* BEGIN Provided records *

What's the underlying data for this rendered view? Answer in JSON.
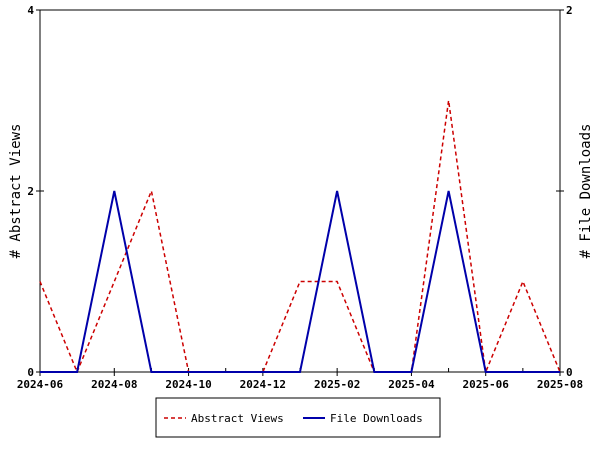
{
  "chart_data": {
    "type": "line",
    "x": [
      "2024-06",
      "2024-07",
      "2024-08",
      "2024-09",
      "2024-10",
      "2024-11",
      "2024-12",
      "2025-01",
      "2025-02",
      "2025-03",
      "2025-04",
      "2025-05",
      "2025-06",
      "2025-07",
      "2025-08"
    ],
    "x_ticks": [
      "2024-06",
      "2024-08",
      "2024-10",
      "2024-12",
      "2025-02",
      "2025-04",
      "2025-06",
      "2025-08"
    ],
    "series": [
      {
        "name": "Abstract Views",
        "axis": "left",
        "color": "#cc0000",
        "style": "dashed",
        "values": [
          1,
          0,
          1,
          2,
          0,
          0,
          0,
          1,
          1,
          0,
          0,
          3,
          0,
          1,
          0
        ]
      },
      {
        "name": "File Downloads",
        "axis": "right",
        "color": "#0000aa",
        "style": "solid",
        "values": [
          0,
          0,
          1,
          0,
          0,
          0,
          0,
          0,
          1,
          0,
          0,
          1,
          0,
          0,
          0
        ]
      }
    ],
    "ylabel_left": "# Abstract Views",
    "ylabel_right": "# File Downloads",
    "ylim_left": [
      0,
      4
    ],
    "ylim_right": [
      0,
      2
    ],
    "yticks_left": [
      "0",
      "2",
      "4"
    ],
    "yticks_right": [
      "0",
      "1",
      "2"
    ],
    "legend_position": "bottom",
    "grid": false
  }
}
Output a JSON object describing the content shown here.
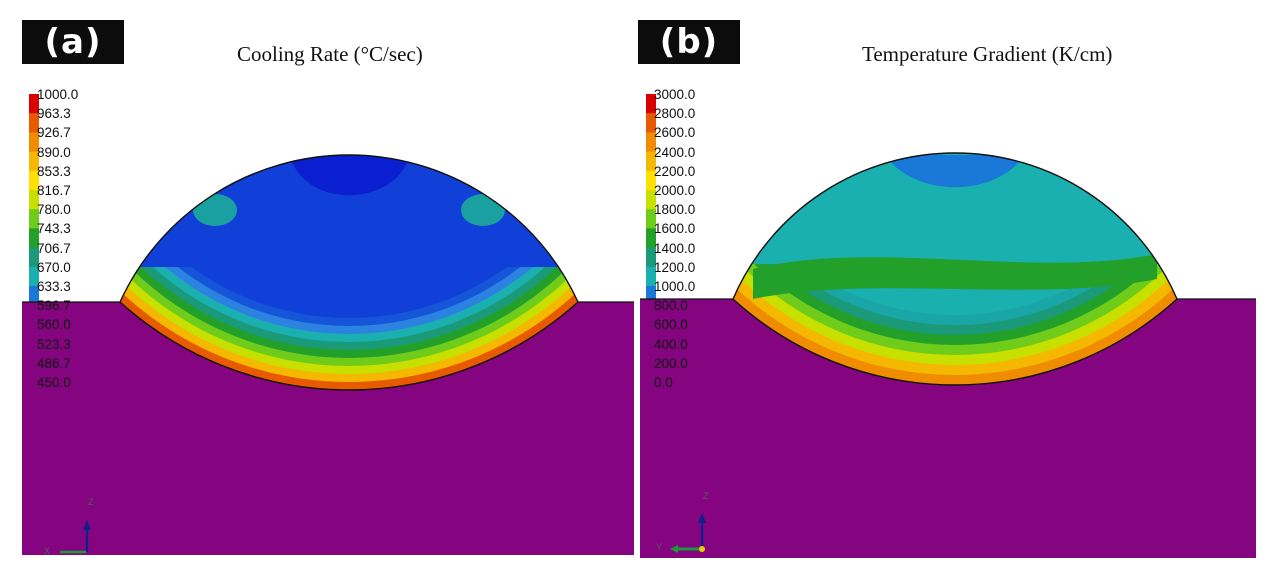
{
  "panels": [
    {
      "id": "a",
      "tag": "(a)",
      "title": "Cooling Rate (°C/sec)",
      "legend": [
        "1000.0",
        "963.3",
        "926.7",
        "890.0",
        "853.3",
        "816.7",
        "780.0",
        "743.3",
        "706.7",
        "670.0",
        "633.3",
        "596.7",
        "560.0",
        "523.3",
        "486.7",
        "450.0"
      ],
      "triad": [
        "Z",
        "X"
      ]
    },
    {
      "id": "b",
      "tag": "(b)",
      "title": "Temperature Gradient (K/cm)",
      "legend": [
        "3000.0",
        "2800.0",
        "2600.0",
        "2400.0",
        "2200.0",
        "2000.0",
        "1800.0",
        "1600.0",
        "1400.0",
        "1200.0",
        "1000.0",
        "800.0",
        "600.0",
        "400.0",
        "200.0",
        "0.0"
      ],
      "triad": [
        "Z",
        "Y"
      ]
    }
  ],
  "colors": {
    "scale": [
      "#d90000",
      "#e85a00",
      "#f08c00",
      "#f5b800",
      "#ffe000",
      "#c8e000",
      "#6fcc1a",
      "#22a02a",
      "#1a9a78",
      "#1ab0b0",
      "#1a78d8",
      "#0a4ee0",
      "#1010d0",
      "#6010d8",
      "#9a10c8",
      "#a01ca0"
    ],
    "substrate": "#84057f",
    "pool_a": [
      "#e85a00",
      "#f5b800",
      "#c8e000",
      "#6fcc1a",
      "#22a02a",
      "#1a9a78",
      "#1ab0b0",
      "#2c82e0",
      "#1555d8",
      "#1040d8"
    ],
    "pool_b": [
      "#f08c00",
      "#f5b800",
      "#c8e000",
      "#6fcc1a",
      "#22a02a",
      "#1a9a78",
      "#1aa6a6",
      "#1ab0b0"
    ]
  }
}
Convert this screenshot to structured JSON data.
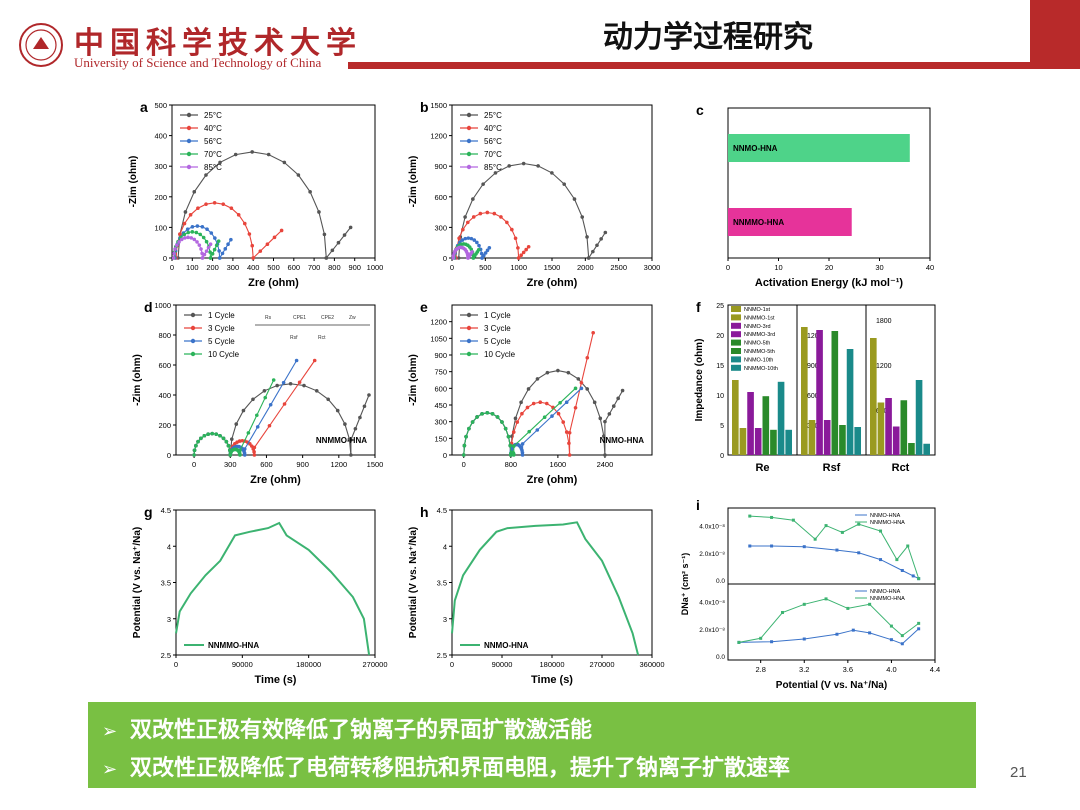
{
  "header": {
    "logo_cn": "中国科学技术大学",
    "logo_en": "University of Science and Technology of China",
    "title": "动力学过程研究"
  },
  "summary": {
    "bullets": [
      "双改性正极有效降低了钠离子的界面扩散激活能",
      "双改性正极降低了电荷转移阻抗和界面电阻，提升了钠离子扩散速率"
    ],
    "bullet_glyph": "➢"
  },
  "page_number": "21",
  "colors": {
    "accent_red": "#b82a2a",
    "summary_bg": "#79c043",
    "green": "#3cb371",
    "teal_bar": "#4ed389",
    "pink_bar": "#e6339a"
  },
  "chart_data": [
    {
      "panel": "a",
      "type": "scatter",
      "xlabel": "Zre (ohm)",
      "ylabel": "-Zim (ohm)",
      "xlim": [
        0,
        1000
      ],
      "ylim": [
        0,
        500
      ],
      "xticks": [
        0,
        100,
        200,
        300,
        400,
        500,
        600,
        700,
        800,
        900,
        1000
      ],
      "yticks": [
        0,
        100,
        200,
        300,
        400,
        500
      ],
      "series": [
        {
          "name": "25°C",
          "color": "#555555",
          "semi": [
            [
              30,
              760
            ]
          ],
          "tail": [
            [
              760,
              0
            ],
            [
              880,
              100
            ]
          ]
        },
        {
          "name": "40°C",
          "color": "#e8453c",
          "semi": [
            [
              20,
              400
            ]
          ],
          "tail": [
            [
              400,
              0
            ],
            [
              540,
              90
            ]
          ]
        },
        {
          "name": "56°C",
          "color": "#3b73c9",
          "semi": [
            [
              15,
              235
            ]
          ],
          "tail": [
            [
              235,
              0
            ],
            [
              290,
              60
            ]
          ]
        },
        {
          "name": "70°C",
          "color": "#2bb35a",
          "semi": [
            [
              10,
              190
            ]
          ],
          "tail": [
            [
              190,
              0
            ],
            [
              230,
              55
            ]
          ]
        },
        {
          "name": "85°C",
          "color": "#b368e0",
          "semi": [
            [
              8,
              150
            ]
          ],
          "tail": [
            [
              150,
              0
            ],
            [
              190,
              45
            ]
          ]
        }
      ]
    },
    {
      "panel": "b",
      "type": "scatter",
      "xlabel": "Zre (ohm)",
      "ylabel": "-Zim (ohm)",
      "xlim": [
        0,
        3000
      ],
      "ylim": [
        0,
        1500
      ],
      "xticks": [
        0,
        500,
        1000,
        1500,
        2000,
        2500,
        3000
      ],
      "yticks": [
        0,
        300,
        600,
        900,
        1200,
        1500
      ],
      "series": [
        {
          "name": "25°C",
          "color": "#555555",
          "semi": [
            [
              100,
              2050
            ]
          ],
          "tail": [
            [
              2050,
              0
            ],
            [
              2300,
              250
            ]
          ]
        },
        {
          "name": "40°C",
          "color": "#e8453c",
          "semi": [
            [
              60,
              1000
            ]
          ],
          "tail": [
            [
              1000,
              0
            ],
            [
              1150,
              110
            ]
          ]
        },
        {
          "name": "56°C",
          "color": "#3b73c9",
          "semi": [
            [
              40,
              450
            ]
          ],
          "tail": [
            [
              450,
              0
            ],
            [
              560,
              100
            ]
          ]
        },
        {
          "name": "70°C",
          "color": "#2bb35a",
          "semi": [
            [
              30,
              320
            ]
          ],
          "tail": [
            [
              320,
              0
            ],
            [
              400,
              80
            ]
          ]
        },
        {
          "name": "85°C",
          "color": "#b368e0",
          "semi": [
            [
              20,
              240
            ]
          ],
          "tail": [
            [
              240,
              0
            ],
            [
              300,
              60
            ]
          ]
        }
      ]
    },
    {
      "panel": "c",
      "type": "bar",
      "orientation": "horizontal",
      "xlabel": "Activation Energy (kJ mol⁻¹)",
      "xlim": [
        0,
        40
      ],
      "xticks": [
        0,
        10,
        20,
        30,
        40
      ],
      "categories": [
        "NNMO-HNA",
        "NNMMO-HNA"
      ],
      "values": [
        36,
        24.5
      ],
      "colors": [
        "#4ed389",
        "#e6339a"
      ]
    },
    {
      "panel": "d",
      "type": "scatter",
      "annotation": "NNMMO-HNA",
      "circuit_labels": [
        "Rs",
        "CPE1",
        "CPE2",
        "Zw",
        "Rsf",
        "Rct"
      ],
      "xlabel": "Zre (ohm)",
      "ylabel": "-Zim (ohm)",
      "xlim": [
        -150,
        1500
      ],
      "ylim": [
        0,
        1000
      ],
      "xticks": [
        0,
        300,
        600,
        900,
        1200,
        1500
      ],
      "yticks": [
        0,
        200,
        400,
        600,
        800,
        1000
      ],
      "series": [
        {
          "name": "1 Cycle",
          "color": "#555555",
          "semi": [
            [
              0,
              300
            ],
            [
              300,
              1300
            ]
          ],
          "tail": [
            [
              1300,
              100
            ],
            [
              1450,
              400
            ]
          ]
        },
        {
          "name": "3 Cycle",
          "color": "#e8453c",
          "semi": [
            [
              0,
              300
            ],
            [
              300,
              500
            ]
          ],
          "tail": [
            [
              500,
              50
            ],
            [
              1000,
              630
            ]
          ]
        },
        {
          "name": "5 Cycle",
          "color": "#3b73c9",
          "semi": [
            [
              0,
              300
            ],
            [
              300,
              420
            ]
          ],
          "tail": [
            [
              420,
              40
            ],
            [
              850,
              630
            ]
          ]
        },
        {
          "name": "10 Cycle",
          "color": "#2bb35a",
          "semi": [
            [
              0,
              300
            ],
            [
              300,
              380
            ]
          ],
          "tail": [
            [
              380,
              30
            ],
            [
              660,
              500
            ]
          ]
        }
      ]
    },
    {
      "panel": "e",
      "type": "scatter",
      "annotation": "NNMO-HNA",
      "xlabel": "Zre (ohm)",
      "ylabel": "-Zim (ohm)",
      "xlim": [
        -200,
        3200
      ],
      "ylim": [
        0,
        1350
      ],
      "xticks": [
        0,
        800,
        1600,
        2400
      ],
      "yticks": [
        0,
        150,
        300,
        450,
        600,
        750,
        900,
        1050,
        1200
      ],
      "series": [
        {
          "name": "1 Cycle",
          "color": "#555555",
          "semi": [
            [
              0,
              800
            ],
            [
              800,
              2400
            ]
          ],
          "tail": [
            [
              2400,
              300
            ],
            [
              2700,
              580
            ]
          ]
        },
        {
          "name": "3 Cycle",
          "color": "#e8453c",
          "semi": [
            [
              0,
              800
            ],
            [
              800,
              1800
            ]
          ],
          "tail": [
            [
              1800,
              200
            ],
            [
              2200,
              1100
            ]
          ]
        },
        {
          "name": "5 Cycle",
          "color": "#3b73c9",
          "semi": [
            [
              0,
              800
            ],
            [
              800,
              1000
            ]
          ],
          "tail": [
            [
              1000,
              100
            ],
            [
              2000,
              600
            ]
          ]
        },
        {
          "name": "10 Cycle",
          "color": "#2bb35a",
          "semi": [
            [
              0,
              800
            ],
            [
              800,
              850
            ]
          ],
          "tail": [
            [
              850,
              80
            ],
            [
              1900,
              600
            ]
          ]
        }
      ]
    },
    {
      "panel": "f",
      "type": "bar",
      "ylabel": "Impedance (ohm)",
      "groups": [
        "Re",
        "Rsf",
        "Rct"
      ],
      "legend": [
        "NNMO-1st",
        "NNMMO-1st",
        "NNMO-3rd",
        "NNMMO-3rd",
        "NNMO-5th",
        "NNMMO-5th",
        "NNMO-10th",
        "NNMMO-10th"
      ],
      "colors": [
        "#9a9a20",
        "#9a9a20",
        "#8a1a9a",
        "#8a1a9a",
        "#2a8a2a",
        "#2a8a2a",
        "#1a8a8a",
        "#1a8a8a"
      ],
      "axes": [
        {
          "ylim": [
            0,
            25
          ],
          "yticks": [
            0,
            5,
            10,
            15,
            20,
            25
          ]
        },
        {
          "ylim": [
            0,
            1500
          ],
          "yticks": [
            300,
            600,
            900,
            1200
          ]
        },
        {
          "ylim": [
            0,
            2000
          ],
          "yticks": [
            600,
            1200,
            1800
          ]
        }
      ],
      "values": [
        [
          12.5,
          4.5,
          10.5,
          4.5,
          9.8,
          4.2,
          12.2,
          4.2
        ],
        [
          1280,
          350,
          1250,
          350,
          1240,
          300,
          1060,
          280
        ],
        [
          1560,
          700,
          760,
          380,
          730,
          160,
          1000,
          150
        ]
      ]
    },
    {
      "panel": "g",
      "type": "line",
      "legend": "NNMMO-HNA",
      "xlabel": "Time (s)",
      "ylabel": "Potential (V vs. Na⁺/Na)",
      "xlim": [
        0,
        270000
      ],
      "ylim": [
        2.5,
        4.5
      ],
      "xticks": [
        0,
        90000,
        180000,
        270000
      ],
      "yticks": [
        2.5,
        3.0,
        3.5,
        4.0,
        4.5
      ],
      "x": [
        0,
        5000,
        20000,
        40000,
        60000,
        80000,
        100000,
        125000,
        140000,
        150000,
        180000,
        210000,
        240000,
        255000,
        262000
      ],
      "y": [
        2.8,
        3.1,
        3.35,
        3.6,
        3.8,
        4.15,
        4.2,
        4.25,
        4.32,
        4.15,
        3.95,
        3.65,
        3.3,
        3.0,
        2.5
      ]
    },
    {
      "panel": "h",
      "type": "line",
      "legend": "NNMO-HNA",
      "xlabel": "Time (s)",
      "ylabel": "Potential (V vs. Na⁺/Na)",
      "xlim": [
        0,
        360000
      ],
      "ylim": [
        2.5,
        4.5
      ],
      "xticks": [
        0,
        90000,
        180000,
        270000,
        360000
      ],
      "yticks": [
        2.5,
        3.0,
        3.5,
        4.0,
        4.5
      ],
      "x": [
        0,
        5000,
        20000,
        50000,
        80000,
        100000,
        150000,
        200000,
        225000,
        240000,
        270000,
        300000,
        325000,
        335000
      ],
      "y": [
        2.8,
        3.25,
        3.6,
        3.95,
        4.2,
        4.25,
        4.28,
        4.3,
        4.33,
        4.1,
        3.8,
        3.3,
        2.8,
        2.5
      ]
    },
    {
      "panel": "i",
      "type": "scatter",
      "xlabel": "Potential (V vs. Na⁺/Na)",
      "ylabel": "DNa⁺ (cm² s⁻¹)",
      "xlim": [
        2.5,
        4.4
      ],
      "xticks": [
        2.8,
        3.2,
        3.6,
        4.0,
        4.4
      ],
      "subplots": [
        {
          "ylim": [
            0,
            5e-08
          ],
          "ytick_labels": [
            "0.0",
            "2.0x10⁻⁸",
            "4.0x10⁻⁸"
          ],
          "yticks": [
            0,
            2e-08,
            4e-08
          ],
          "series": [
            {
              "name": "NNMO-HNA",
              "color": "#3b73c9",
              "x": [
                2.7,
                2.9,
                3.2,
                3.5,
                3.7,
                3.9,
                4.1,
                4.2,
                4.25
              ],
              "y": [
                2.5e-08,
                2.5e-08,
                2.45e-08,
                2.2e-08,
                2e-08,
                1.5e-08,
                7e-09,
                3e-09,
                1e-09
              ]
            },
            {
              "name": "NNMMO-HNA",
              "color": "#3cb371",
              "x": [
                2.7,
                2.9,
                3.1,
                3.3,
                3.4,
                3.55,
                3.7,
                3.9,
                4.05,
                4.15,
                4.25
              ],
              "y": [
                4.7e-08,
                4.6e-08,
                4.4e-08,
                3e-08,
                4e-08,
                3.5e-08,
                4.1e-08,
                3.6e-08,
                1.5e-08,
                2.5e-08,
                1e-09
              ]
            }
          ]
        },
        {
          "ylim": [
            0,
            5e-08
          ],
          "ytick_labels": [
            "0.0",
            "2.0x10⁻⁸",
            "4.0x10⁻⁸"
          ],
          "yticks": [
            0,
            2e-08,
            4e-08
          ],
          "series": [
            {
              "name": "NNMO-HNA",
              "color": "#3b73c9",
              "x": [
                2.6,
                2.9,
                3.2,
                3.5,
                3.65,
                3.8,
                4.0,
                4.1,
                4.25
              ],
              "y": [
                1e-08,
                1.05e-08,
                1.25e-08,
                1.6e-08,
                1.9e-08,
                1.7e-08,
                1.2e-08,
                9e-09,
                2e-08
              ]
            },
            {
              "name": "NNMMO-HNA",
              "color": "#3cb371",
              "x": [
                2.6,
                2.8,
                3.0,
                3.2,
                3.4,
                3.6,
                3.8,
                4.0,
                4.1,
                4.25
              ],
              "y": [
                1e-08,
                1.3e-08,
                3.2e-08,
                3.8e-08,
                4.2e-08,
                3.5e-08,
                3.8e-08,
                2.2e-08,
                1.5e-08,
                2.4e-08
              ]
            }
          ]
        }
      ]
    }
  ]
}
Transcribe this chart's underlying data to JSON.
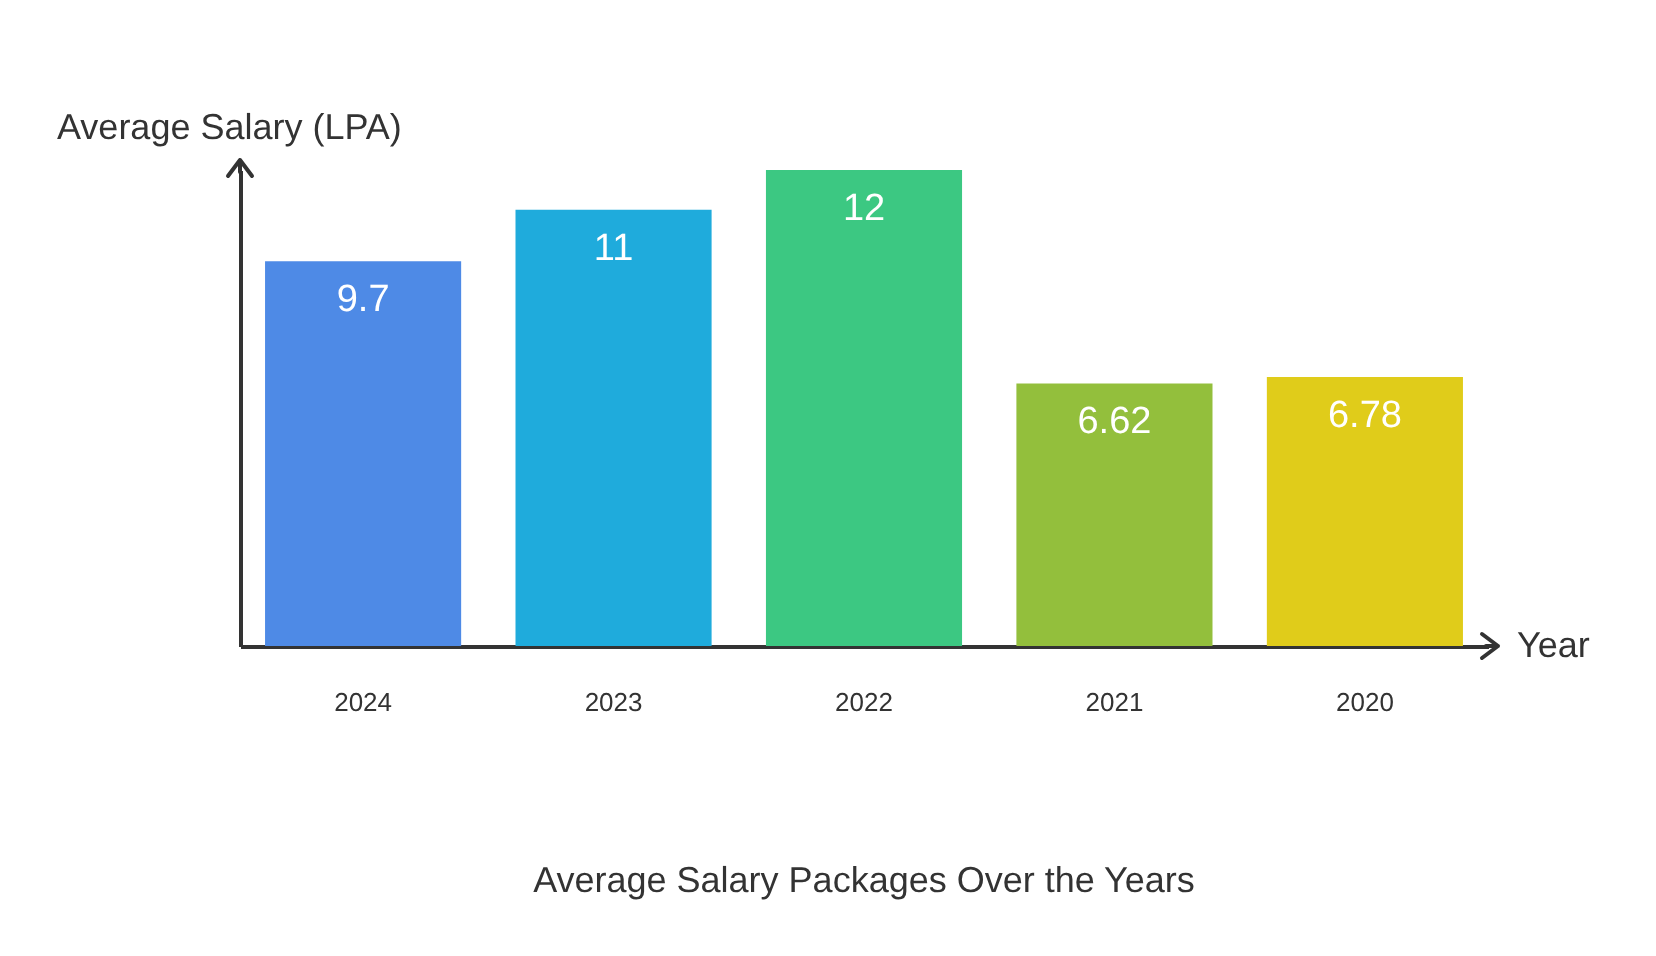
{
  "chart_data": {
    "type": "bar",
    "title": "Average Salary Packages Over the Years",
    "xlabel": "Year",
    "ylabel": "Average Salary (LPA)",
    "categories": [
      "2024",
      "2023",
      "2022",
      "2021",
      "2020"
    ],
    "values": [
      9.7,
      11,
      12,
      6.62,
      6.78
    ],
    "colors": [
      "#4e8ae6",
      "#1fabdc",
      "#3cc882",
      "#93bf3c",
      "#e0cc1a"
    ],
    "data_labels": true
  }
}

* END Provided records *

» **What the task requires**
Pull out all lines in the data above that include "NNMMO".

» **Written answer**
        "NNMMO-HNA"
      "annotation": "NNMMO-HNA",
        "NNMMO-1st",
        "NNMMO-3rd",
        "NNMMO-5th",
        "NNMMO-10th"
      "legend": "NNMMO-HNA",
              "name": "NNMMO-HNA",
              "name": "NNMMO-HNA",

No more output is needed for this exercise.